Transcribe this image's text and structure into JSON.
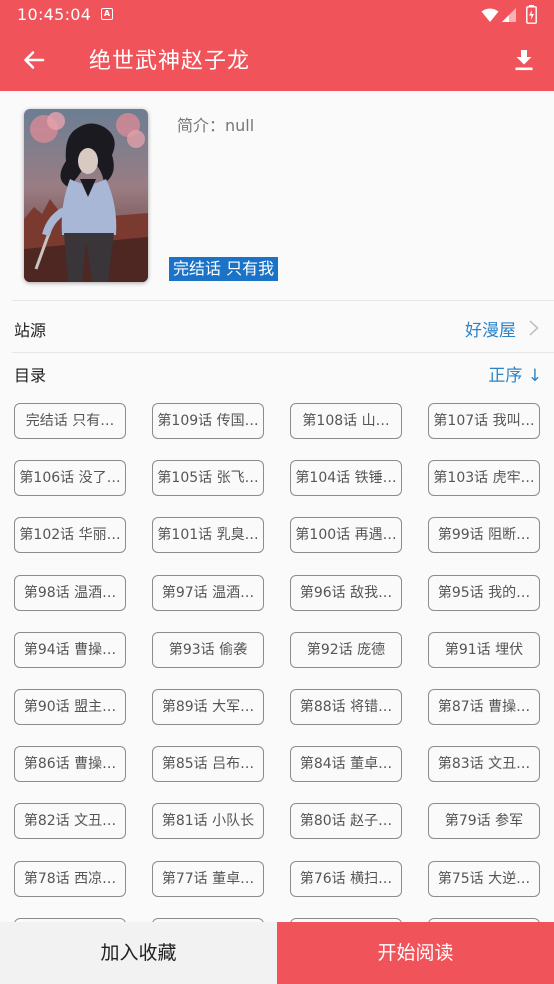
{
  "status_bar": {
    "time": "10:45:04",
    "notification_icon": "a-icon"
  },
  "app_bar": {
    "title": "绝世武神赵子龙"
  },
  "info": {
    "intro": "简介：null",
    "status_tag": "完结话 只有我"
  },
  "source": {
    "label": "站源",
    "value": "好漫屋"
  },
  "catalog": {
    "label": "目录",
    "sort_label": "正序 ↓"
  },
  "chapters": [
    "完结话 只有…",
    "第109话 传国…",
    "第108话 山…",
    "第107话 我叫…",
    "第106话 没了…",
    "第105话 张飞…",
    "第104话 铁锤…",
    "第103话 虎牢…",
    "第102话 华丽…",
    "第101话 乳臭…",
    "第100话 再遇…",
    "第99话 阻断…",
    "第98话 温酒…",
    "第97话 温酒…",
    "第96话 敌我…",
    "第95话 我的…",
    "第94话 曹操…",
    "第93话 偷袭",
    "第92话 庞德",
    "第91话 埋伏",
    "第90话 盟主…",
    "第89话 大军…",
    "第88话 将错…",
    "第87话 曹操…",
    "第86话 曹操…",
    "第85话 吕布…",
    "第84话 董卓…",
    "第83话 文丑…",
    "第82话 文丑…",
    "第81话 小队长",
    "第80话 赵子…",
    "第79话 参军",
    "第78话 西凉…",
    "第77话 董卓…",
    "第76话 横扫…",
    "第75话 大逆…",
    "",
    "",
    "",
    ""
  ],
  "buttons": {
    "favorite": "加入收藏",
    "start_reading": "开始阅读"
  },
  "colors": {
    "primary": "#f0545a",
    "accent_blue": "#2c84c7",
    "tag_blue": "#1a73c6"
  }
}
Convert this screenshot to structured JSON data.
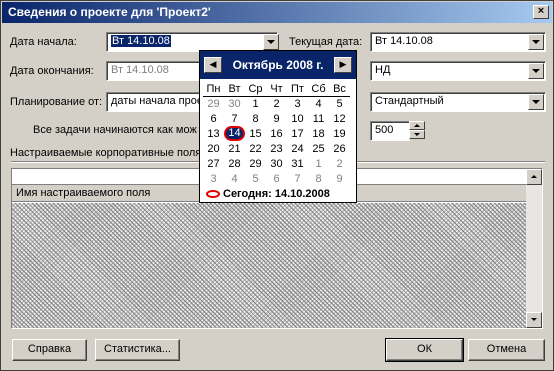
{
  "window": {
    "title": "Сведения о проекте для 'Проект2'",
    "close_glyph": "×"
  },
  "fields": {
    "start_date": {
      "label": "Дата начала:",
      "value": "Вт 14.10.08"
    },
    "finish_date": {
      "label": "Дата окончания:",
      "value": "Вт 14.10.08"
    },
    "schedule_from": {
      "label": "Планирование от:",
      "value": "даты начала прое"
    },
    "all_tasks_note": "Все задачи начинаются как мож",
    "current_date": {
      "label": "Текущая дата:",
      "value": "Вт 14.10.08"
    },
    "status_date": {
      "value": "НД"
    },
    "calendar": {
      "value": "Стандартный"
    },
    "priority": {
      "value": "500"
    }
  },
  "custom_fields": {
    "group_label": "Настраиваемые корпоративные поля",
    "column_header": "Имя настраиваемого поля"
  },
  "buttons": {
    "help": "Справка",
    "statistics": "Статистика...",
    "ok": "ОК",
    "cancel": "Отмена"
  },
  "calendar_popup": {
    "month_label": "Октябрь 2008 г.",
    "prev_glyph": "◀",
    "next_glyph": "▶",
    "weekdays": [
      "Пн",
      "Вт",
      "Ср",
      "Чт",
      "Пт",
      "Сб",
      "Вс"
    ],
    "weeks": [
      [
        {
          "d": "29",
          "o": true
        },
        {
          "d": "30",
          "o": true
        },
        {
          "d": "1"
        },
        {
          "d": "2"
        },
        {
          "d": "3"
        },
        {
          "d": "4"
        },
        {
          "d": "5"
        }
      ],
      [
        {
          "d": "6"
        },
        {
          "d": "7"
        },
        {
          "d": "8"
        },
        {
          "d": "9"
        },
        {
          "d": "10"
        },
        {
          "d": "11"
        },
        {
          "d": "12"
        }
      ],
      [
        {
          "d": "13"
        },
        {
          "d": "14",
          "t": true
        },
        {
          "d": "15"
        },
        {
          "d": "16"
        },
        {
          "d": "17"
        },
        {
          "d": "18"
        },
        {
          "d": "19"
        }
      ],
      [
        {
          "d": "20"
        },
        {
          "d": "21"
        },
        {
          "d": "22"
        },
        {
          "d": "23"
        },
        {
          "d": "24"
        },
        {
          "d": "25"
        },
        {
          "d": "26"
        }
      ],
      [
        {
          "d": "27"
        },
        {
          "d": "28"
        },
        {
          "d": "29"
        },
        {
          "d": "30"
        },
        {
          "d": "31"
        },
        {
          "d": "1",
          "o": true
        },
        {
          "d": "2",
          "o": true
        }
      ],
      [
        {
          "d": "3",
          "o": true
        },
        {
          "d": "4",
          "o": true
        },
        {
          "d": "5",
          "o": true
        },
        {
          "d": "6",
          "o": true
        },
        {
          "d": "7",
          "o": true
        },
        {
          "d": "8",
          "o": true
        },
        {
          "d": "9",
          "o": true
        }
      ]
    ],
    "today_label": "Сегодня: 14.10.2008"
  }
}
^^^^^^^^^^^^^^^^
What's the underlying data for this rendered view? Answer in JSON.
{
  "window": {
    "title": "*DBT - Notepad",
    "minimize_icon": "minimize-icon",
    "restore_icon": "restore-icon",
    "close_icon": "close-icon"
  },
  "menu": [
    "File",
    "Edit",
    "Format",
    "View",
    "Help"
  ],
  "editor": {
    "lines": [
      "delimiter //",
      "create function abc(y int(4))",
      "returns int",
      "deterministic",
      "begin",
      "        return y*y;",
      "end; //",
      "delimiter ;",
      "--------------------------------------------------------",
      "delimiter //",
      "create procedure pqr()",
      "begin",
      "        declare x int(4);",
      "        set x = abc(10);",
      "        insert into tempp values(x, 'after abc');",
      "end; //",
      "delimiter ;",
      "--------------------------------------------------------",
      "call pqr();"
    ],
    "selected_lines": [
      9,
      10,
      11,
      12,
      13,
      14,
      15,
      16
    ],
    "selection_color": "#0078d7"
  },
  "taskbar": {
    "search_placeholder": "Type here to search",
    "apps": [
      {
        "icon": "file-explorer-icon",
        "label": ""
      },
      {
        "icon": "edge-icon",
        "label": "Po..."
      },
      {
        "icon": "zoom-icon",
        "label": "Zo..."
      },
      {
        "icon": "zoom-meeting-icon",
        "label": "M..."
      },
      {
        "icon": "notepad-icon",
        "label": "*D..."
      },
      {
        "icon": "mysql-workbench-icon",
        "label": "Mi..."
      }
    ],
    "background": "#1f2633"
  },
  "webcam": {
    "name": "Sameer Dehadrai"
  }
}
^^^^^^^^^^^^^^^^
-- What to work on --
Copy every line from the records above that contains the word "zoom".

-- Result of the task --
        "icon": "zoom-icon",
        "icon": "zoom-meeting-icon",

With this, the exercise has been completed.